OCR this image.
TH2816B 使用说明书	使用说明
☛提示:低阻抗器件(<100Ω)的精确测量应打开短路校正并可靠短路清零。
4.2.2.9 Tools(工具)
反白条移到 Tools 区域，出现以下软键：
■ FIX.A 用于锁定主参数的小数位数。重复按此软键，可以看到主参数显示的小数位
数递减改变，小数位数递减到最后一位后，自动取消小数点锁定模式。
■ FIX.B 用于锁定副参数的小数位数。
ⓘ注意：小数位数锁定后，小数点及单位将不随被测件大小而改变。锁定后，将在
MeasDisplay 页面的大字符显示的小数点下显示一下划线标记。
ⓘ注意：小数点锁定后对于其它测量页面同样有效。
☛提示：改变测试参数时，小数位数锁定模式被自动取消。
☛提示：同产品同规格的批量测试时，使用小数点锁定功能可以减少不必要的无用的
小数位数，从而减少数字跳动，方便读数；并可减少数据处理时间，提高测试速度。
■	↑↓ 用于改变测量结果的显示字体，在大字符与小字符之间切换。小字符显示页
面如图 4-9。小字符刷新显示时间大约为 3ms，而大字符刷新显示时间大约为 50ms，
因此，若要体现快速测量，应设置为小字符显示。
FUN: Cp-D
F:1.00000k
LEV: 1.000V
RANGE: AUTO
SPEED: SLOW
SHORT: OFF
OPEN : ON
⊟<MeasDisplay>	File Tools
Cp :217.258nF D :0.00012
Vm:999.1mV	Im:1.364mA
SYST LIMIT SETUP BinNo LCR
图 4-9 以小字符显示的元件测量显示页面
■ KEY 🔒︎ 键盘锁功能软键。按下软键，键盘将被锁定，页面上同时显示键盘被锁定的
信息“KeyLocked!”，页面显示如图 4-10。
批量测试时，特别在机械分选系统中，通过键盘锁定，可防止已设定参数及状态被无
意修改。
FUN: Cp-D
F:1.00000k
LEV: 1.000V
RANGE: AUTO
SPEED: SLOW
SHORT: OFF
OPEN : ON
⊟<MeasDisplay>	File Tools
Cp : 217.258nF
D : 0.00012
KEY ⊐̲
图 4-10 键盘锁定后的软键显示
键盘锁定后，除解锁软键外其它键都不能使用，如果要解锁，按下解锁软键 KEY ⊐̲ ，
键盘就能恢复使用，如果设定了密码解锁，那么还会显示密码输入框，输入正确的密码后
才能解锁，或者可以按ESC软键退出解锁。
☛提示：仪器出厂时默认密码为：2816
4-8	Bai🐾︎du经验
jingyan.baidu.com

------------------------------------

Extract all the material, leaving every line as it is.

_SOLUTION FOR THIS EXERCISE_
OCR this image.
TH2816B 使用说明书	使用说明
☛提示:低阻抗器件(<100Ω)的精确测量应打开短路校正并可靠短路清零。
4.2.2.9 Tools(工具)
反白条移到 Tools 区域，出现以下软键：
■ FIX.A 用于锁定主参数的小数位数。重复按此软键，可以看到主参数显示的小数位
数递减改变，小数位数递减到最后一位后，自动取消小数点锁定模式。
■ FIX.B 用于锁定副参数的小数位数。
ⓘ注意：小数位数锁定后，小数点及单位将不随被测件大小而改变。锁定后，将在
MeasDisplay 页面的大字符显示的小数点下显示一下划线标记。
ⓘ注意：小数点锁定后对于其它测量页面同样有效。
☛提示：改变测试参数时，小数位数锁定模式被自动取消。
☛提示：同产品同规格的批量测试时，使用小数点锁定功能可以减少不必要的无用的
小数位数，从而减少数字跳动，方便读数；并可减少数据处理时间，提高测试速度。
■	↑↓ 用于改变测量结果的显示字体，在大字符与小字符之间切换。小字符显示页
面如图 4-9。小字符刷新显示时间大约为 3ms，而大字符刷新显示时间大约为 50ms，
因此，若要体现快速测量，应设置为小字符显示。
FUN: Cp-D
F:1.00000k
LEV: 1.000V
RANGE: AUTO
SPEED: SLOW
SHORT: OFF
OPEN : ON
⊟<MeasDisplay>	File Tools
Cp :217.258nF D :0.00012
Vm:999.1mV	Im:1.364mA
SYST LIMIT SETUP BinNo LCR
图 4-9 以小字符显示的元件测量显示页面
■ KEY 🔒︎ 键盘锁功能软键。按下软键，键盘将被锁定，页面上同时显示键盘被锁定的
信息“KeyLocked!”，页面显示如图 4-10。
批量测试时，特别在机械分选系统中，通过键盘锁定，可防止已设定参数及状态被无
意修改。
FUN: Cp-D
F:1.00000k
LEV: 1.000V
RANGE: AUTO
SPEED: SLOW
SHORT: OFF
OPEN : ON
⊟<MeasDisplay>	File Tools
Cp : 217.258nF
D : 0.00012
KEY ⊐̲
图 4-10 键盘锁定后的软键显示
键盘锁定后，除解锁软键外其它键都不能使用，如果要解锁，按下解锁软键 KEY ⊐̲ ，
键盘就能恢复使用，如果设定了密码解锁，那么还会显示密码输入框，输入正确的密码后
才能解锁，或者可以按ESC软键退出解锁。
☛提示：仪器出厂时默认密码为：2816
4-8	Bai🐾︎du经验
jingyan.baidu.com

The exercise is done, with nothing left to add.